◆ Written problem ◆
In the listing that follows, count each line where the word "cover" appears; write nothing but the count.

※

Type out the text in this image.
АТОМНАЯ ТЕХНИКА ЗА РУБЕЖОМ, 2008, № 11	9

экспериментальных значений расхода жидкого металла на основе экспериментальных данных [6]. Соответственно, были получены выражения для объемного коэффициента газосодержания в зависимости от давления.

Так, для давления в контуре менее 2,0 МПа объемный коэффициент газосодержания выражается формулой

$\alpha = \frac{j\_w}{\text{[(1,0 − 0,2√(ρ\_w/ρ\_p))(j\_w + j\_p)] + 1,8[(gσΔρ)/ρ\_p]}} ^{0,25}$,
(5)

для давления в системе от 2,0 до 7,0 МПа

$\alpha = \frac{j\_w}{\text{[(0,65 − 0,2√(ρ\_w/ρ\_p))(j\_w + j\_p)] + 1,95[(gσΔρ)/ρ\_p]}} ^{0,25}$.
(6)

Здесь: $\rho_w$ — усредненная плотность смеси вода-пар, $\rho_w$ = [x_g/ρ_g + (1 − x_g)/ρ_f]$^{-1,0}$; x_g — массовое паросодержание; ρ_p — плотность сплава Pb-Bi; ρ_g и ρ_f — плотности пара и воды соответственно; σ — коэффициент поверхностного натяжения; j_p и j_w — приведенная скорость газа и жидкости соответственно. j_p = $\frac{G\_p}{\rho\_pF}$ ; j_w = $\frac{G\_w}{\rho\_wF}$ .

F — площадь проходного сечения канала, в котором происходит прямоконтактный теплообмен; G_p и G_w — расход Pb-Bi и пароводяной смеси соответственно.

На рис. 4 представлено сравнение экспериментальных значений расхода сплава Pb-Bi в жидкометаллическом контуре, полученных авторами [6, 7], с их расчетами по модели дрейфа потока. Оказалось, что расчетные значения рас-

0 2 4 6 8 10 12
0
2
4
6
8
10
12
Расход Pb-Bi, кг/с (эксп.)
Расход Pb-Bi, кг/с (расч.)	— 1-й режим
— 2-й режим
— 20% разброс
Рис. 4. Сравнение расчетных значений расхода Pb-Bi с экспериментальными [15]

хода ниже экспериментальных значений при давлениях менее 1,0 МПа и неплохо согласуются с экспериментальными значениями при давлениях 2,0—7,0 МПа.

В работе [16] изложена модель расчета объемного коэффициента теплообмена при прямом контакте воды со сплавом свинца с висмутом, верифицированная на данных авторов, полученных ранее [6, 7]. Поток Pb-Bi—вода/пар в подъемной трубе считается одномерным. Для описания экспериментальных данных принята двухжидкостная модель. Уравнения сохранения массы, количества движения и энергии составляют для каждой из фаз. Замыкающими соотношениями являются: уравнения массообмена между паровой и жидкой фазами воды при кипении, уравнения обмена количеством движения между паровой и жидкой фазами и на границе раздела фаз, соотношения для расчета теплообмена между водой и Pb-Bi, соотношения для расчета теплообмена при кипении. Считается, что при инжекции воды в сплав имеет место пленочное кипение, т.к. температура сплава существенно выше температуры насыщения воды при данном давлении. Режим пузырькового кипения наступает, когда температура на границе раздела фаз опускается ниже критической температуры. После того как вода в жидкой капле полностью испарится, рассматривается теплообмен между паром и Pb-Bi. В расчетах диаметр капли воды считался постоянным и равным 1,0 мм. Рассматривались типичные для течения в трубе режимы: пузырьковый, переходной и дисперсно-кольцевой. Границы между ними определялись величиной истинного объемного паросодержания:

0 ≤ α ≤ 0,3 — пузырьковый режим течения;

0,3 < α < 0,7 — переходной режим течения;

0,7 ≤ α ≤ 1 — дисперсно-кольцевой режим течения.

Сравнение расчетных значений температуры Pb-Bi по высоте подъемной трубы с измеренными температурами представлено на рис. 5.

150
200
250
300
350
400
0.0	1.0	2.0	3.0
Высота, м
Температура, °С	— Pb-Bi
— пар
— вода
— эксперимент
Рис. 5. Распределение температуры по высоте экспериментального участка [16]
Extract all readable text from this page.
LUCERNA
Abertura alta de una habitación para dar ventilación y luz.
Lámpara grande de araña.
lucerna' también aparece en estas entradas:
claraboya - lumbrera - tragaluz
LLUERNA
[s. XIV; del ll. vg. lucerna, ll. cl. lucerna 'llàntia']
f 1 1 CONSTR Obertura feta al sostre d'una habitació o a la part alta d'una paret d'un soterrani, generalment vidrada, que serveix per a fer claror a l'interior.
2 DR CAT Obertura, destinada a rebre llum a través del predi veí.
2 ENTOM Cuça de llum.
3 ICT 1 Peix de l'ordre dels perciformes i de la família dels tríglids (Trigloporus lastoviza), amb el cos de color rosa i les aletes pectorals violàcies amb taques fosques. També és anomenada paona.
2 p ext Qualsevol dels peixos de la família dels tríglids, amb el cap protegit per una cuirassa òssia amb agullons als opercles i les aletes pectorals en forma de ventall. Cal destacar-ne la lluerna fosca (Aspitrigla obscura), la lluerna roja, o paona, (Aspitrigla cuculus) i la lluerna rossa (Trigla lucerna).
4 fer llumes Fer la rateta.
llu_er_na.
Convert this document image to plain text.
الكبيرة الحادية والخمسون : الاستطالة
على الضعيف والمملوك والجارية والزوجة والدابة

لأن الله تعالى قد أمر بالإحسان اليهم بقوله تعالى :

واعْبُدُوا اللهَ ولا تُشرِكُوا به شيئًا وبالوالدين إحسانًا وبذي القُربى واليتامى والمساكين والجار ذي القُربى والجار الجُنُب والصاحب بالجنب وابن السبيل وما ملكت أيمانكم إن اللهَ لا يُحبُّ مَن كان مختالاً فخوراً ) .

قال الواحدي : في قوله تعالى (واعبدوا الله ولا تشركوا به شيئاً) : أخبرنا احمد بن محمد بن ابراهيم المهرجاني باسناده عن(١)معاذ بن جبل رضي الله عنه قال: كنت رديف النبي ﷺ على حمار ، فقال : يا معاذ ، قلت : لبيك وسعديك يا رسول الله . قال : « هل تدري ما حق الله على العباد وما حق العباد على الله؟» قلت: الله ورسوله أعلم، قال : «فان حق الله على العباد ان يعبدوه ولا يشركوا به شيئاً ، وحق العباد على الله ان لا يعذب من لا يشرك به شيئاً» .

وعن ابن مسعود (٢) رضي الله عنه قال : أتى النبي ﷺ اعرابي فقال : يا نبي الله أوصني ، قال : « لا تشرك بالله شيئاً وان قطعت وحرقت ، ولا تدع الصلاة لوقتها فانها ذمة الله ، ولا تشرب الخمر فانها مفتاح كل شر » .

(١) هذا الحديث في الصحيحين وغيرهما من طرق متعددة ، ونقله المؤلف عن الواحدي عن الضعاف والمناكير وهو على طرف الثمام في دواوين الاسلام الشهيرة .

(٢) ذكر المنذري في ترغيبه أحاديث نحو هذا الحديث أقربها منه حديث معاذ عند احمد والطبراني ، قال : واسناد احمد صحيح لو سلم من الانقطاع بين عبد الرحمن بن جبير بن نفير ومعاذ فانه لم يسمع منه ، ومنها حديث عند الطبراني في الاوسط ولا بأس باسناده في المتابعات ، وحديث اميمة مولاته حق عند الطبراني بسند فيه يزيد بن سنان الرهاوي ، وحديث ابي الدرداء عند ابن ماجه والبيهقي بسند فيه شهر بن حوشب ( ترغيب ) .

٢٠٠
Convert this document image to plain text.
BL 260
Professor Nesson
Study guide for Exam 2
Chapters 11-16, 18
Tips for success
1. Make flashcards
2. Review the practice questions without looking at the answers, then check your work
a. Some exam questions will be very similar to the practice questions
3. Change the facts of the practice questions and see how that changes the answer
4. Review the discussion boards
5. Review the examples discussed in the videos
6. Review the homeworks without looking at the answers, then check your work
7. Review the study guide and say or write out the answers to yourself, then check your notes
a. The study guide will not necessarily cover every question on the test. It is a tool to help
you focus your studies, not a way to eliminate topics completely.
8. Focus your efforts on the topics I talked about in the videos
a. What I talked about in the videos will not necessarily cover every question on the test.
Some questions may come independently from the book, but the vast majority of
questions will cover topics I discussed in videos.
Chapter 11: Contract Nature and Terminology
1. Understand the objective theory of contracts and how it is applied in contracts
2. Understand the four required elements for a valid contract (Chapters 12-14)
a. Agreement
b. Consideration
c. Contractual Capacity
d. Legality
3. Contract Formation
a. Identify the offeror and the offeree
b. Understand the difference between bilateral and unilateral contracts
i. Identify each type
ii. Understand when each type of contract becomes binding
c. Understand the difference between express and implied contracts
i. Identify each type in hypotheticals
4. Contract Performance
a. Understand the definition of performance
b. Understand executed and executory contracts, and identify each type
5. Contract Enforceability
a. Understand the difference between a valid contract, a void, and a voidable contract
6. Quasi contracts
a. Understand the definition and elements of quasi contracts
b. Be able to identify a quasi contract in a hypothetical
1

※

◆ Finished task ◆
3